WORK REQUIRED:
Check every line below for the word "声带息肉属于良性病变" and show those that hold it.

■ ■ ■ ■ ■ ■ ■

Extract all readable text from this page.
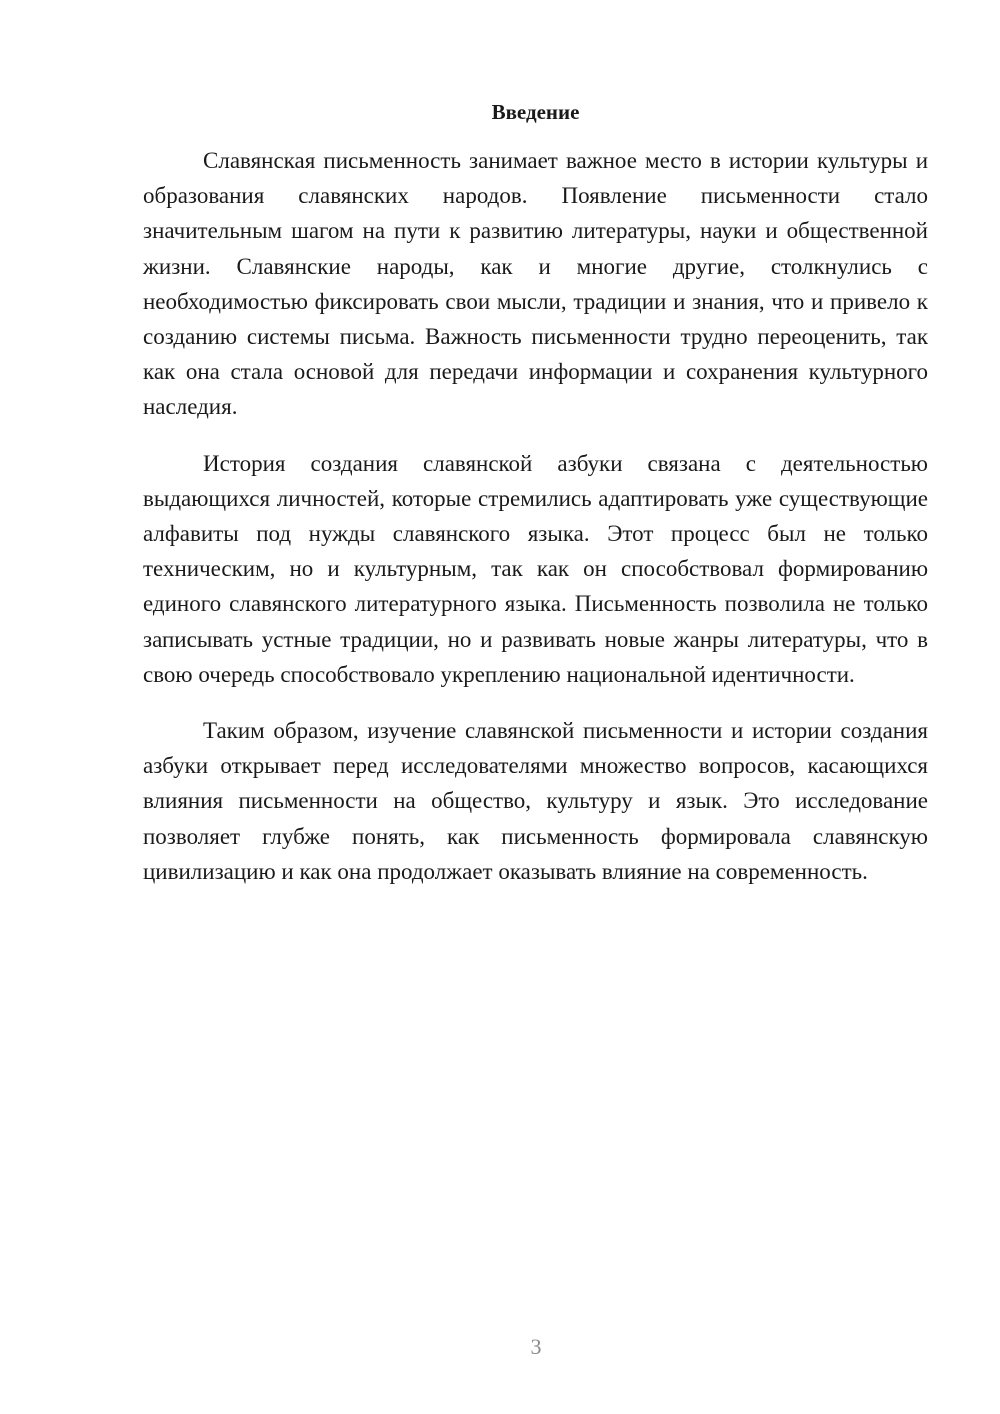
Введение

Славянская письменность занимает важное место в истории культуры и образования славянских народов. Появление письменности стало значительным шагом на пути к развитию литературы, науки и общественной жизни. Славянские народы, как и многие другие, столкнулись с необходимостью фиксировать свои мысли, традиции и знания, что и привело к созданию системы письма. Важность письменности трудно переоценить, так как она стала основой для передачи информации и сохранения культурного наследия.

История создания славянской азбуки связана с деятельностью выдающихся личностей, которые стремились адаптировать уже существующие алфавиты под нужды славянского языка. Этот процесс был не только техническим, но и культурным, так как он способствовал формированию единого славянского литературного языка. Письменность позволила не только записывать устные традиции, но и развивать новые жанры литературы, что в свою очередь способствовало укреплению национальной идентичности.

Таким образом, изучение славянской письменности и истории создания азбуки открывает перед исследователями множество вопросов, касающихся влияния письменности на общество, культуру и язык. Это исследование позволяет глубже понять, как письменность формировала славянскую цивилизацию и как она продолжает оказывать влияние на современность.

3
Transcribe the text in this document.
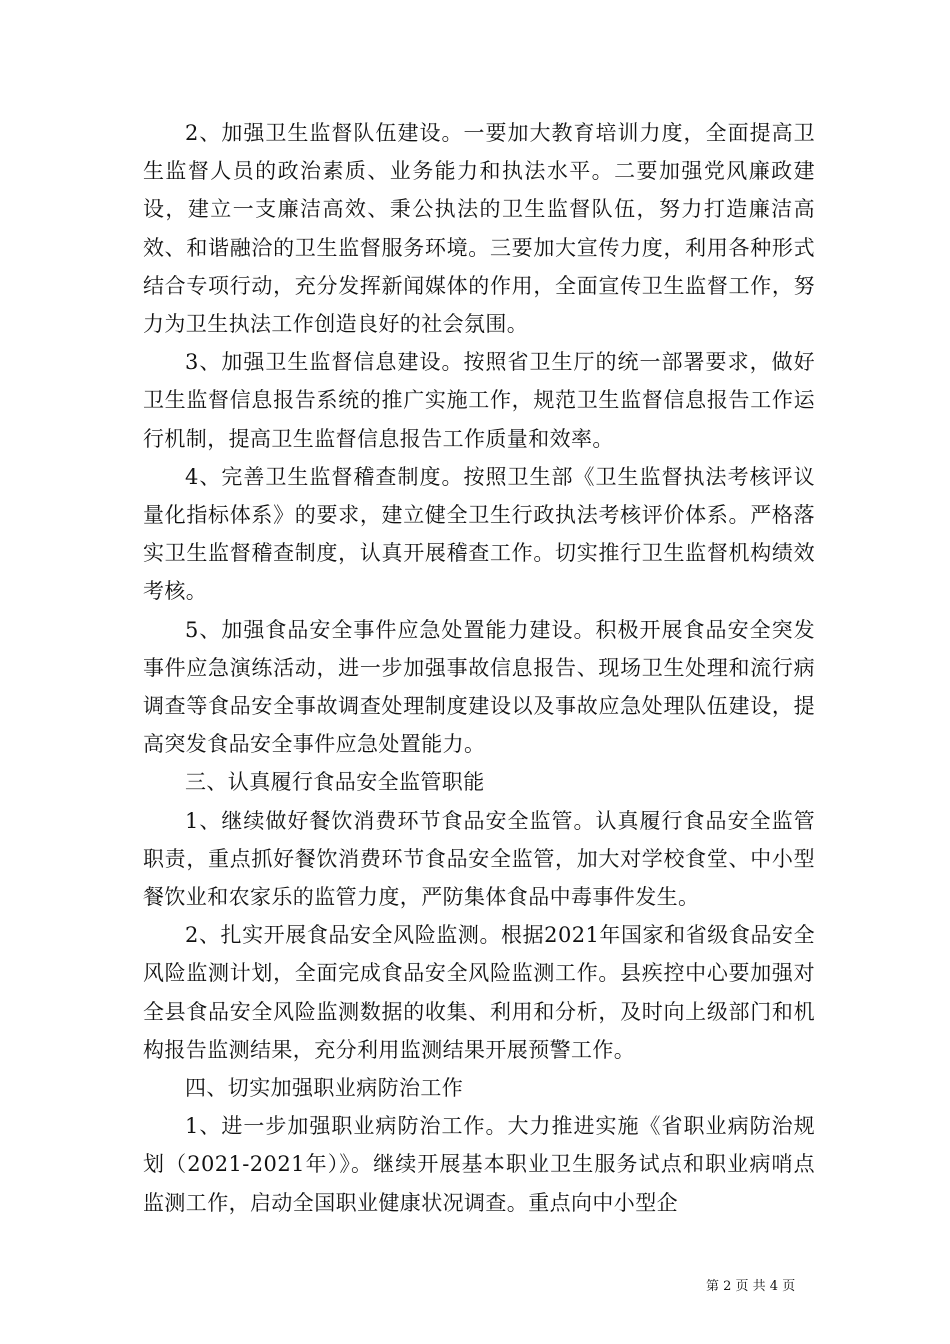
2、加强卫生监督队伍建设。一要加大教育培训力度，全面提高卫生监督人员的政治素质、业务能力和执法水平。二要加强党风廉政建设，建立一支廉洁高效、秉公执法的卫生监督队伍，努力打造廉洁高效、和谐融洽的卫生监督服务环境。三要加大宣传力度，利用各种形式结合专项行动，充分发挥新闻媒体的作用，全面宣传卫生监督工作，努力为卫生执法工作创造良好的社会氛围。

3、加强卫生监督信息建设。按照省卫生厅的统一部署要求，做好卫生监督信息报告系统的推广实施工作，规范卫生监督信息报告工作运行机制，提高卫生监督信息报告工作质量和效率。

4、完善卫生监督稽查制度。按照卫生部《卫生监督执法考核评议量化指标体系》的要求，建立健全卫生行政执法考核评价体系。严格落实卫生监督稽查制度，认真开展稽查工作。切实推行卫生监督机构绩效考核。

5、加强食品安全事件应急处置能力建设。积极开展食品安全突发事件应急演练活动，进一步加强事故信息报告、现场卫生处理和流行病调查等食品安全事故调查处理制度建设以及事故应急处理队伍建设，提高突发食品安全事件应急处置能力。

三、认真履行食品安全监管职能

1、继续做好餐饮消费环节食品安全监管。认真履行食品安全监管职责，重点抓好餐饮消费环节食品安全监管，加大对学校食堂、中小型餐饮业和农家乐的监管力度，严防集体食品中毒事件发生。

2、扎实开展食品安全风险监测。根据2021年国家和省级食品安全风险监测计划，全面完成食品安全风险监测工作。县疾控中心要加强对全县食品安全风险监测数据的收集、利用和分析，及时向上级部门和机构报告监测结果，充分利用监测结果开展预警工作。

四、切实加强职业病防治工作

1、进一步加强职业病防治工作。大力推进实施《省职业病防治规划（2021-2021年）》。继续开展基本职业卫生服务试点和职业病哨点监测工作，启动全国职业健康状况调查。重点向中小型企

第 2 页 共 4 页
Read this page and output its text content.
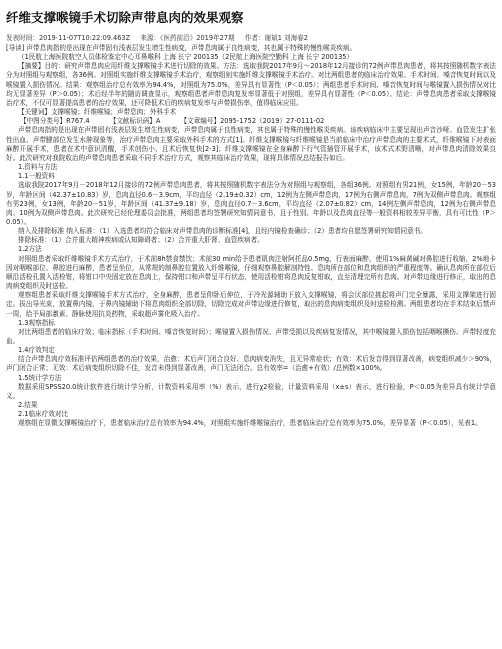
纤维支撑喉镜手术切除声带息肉的效果观察
发表时间：2019-11-07T10:22:09.463Z 来源：《医药前沿》2019年27期 作者：谢斌1 刘海春2

[导读] 声带息肉指的是出现在声带固有浅表层发生增生性病变，声带息肉属于良性病变，其也属于特殊的慢性喉炎疾病。

（1民航上海医院航空人员体检鉴定中心耳鼻喉科 上海 长宁 200135（2民航上海医院空勤科 上海 长宁 200135）

【摘要】目的：研究声带息肉应用纤维支撑喉镜手术进行切除的效果。方法：选取我院2017年9月～2018年12月接诊的72例声带息肉患者，将其按照随机数字表法分为对照组与观察组，各36例。对照组实施纤维支撑喉镜手术治疗，观察组则实施纤维支撑喉镜手术治疗。对比两组患者的临床治疗效果、手术时间、嗓音恢复时间以及喉镜置入损伤情况。结果：观察组治疗总有效率为94.4%，对照组为75.0%，差异具有显著性（P＜0.05）；两组患者手术时间、嗓音恢复时间与喉镜置入损伤情况对比均无显著差异（P＞0.05）；术后经半年的随访调查显示，观察组患者声带息肉复发率显著低于对照组，差异具有显著性（P＜0.05）。结论：声带息肉患者采取支撑喉镜治疗术，不仅可显著提高患者的治疗效果，还可降低术后的疾病复发率与声带损伤率，值得临床应用。

【关键词】支撑喉镜；纤维喉镜；声带息肉；外科手术

【中图分类号】R767.4	【文献标识码】A	【文章编号】2095-1752（2019）27-0111-02

声带息肉指的是出现在声带固有浅表层发生增生性病变，声带息肉属于良性病变，其也属于特殊的慢性喉炎疾病。该疾病临床中主要呈现出声音沙哑、血管发生扩张性出血、声带腱部位发生水肿现象等，治疗声带息肉主要采取外科手术的方式[1]。纤维支撑喉镜与纤维喉镜是当前临床中治疗声带息肉的主要术式，纤维喉镜下对表面麻醉开展手术，患者在术中意识清醒，手术创伤小、且术后恢复快[2-3]；纤维支撑喉镜在全身麻醉下行气管插管开展手术，该术式术野清晰，对声带息肉清除效果良好。此次研究对我院收治的声带息肉患者采取不同手术治疗方式，观察其临床治疗效果，现将具体情况总结报告如后。

1.资料与方法

1.1一般资料

选取我院2017年9月－2018年12月接诊的72例声带息肉患者，将其按照随机数字表法分为对照组与观察组，各组36例。对照组有男21例，女15例，年龄20－53岁，年龄区间（42.37±10.83）岁，息肉直径0.6－3.9cm，平均直径（2.19±0.32）cm，12例为左侧声带息肉，17例为右侧声带息肉，7例为双侧声带息肉。观察组有男23例，女13例，年龄20－51岁，年龄区间（41.37±9.18）岁，息肉直径0.7－3.6cm，平均直径（2.07±0.82）cm，14例左侧声带息肉，12例为右侧声带息肉、10例为双侧声带息肉。此次研究已经伦理委员会批准，两组患者均签署研究知情同意书，且于性别、年龄以及息肉直径等一般资料相较差异平衡，具有可比性（P＞0.05）。

纳入及排除标准 纳入标准：（1）入选患者均符合临床对声带息肉的诊断标准[4]，且经内镜检查确诊；（2）患者均自愿签署研究知情同意书。

排除标准：（1）合并重大精神疾病或认知障碍者；（2）合并重大肝肾、血管疾病者。

1.2方法

对照组患者采取纤维喉镜手术方式治疗，于术前8h禁食禁饮；术前30 min给予患者肌肉注射阿托品0.5mg，行表面麻醉，使用1%麻黄碱对鼻腔进行收缩，2%地卡因对咽喉部位、鼻腔进行麻醉，患者呈坐位，从常规的制鼻腔位置放入纤维喉镜，仔细观察鼻腔解剖特性、息肉所在部位和息肉组织的严重程度等。确认息肉所在部位后顺沿活检孔置入活检钳，将钳口中央固定放在息肉上，保持钳口和声带呈平行状态，使用活检钳将息肉反复钳取，直至清理完所有息肉。对声带边缘进行修正，取出的息肉病变组织及时送检。

观察组患者采取纤维支撑喉镜手术方式治疗，全身麻醉，患者呈仰卧后伸位，于冷光源辅助下放入支撑喉镜，将会厌部位挑起将声门完全暴露，采用支撑架进行固定。拔出导光束，放置鼻内镜，于鼻内镜辅助下将息肉组织全部切除，切除完成对声带边缘进行修复，取出的息肉病变组织及时送检检测。两组患者均在手术结束后禁声一周，给予局部激素、静脉使用抗炎药物，采取超声雾化吸入治疗。

1.3观察指标

对比两组患者的临床疗效；临床指标（手术时间、嗓音恢复时间）；喉镜置入损伤情况、声带受损以及疾病复发情况，其中喉镜置入损伤包括咽喉撕伤、声带轻度充血。

1.4疗效判定

结合声带息肉疗效标准评估两组患者的治疗效果，治愈：术后声门闭合良好、息肉病变消失，且无异常症状；有效：术后发音得到显著改善，病变组织减少＞90%，声门闭合正常；无效：术后病变组织切除不佳，发音未得到显著改善，声门无法闭合。总有效率=（治愈+有效）/总例数×100%。

1.5统计学方法

数据采用SPSS20.0统计软件进行统计学分析，计数资料采用率（%）表示，进行χ2检验，计量资料采用（x±s）表示，进行检验，P＜0.05为差异具有统计学意义。

2.结果

2.1临床疗效对比

观察组在显微支撑喉镜治疗下，患者临床治疗总有效率为94.4%，对照组实施纤维喉镜治疗，患者临床治疗总有效率为75.0%，差异显著（P＜0.05），见表1。
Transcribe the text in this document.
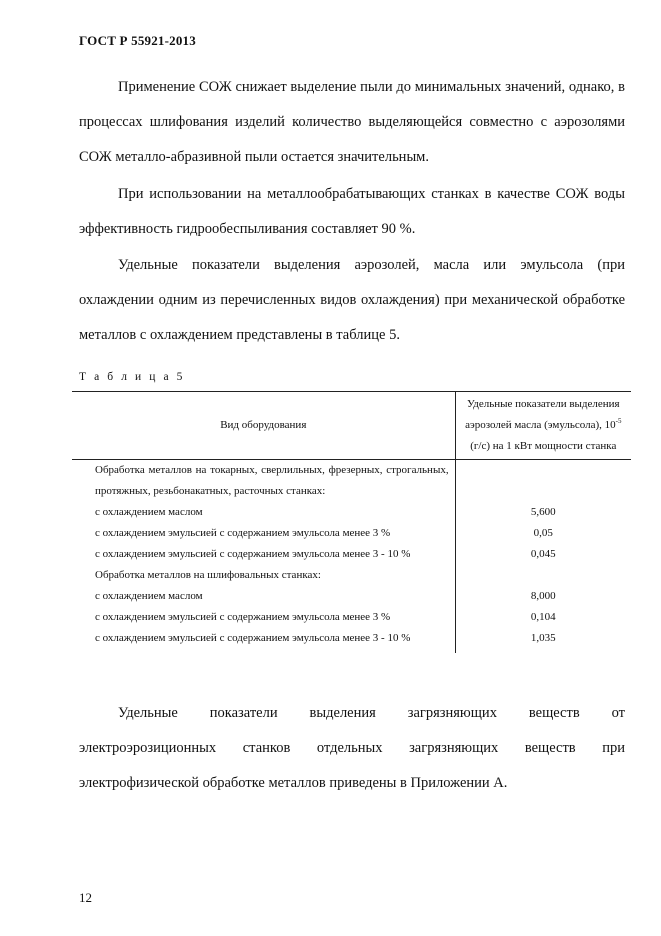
ГОСТ Р 55921-2013

Применение СОЖ снижает выделение пыли до минимальных значений, однако, в процессах шлифования изделий количество выделяющейся совместно с аэрозолями СОЖ металло-абразивной пыли остается значительным.

При использовании на металлообрабатывающих станках в качестве СОЖ воды эффективность гидрообеспыливания составляет 90 %.

Удельные показатели выделения аэрозолей, масла или эмульсола (при охлаждении одним из перечисленных видов охлаждения) при механической обработке металлов с охлаждением представлены в таблице 5.

Т а б л и ц а 5
Вид оборудования	Удельные показатели выделения аэрозолей масла (эмульсола), $10^{-5}$ (г/с) на 1 кВт мощности станка
Обработка металлов на токарных, сверлильных, фрезерных, строгальных, протяжных, резьбонакатных, расточных станках:	
с охлаждением маслом	5,600
с охлаждением эмульсией с содержанием эмульсола менее 3 %	0,05
с охлаждением эмульсией с содержанием эмульсола менее 3 - 10 %	0,045
Обработка металлов на шлифовальных станках:	
с охлаждением маслом	8,000
с охлаждением эмульсией с содержанием эмульсола менее 3 %	0,104
с охлаждением эмульсией с содержанием эмульсола менее 3 - 10 %	1,035
Удельные показатели выделения загрязняющих веществ от
электроэрозиционных станков отдельных загрязняющих веществ при
электрофизической обработке металлов приведены в Приложении А.
12
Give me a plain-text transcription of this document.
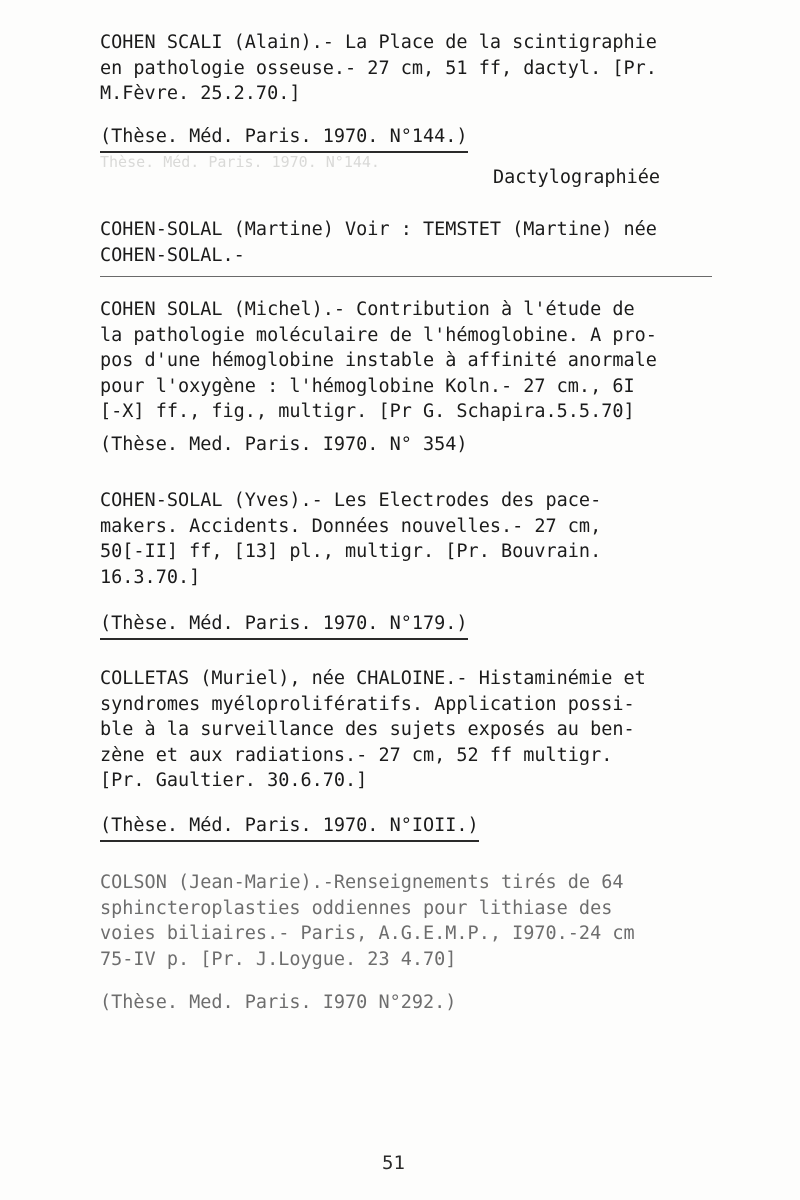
Thèse. Méd. Paris. 1970. N°144.

COHEN SCALI (Alain).- La Place de la scintigraphie
en pathologie osseuse.- 27 cm, 51 ff, dactyl. [Pr.
M.Fèvre. 25.2.70.]
(Thèse. Méd. Paris. 1970. N°144.)
Dactylographiée
COHEN-SOLAL (Martine) Voir : TEMSTET (Martine) née
COHEN-SOLAL.-
COHEN SOLAL (Michel).- Contribution à l'étude de
la pathologie moléculaire de l'hémoglobine. A pro-
pos d'une hémoglobine instable à affinité anormale
pour l'oxygène : l'hémoglobine Koln.- 27 cm., 6I
[-X] ff., fig., multigr. [Pr G. Schapira.5.5.70]
(Thèse. Med. Paris. I970. N° 354)
COHEN-SOLAL (Yves).- Les Electrodes des pace-
makers. Accidents. Données nouvelles.- 27 cm,
50[-II] ff, [13] pl., multigr. [Pr. Bouvrain.
16.3.70.]
(Thèse. Méd. Paris. 1970. N°179.)
COLLETAS (Muriel), née CHALOINE.- Histaminémie et
syndromes myéloprolifératifs. Application possi-
ble à la surveillance des sujets exposés au ben-
zène et aux radiations.- 27 cm, 52 ff multigr.
[Pr. Gaultier. 30.6.70.]
(Thèse. Méd. Paris. 1970. N°IOII.)

COLSON (Jean-Marie).-Renseignements tirés de 64
sphincteroplasties oddiennes pour lithiase des
voies biliaires.- Paris, A.G.E.M.P., I970.-24 cm
75-IV p. [Pr. J.Loygue. 23 4.70]
(Thèse. Med. Paris. I970 N°292.)

51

■ ■ ■ ■ ■ ■ ■

RESPONSE:
[导读] 声带息肉指的是出现在声带固有浅表层发生增生性病变，声带息肉属于良性病变，其也属于特殊的慢性喉炎疾病。
声带息肉指的是出现在声带固有浅表层发生增生性病变，声带息肉属于良性病变，其也属于特殊的慢性喉炎疾病。该疾病临床中主要呈现出声音沙哑、血管发生扩张性出血、声带腱部位发生水肿现象等，治疗声带息肉主要采取外科手术的方式[1]。纤维支撑喉镜与纤维喉镜是当前临床中治疗声带息肉的主要术式，纤维喉镜下对表面麻醉开展手术，患者在术中意识清醒，手术创伤小、且术后恢复快[2-3]；纤维支撑喉镜在全身麻醉下行气管插管开展手术，该术式术野清晰，对声带息肉清除效果良好。此次研究对我院收治的声带息肉患者采取不同手术治疗方式，观察其临床治疗效果，现将具体情况总结报告如后。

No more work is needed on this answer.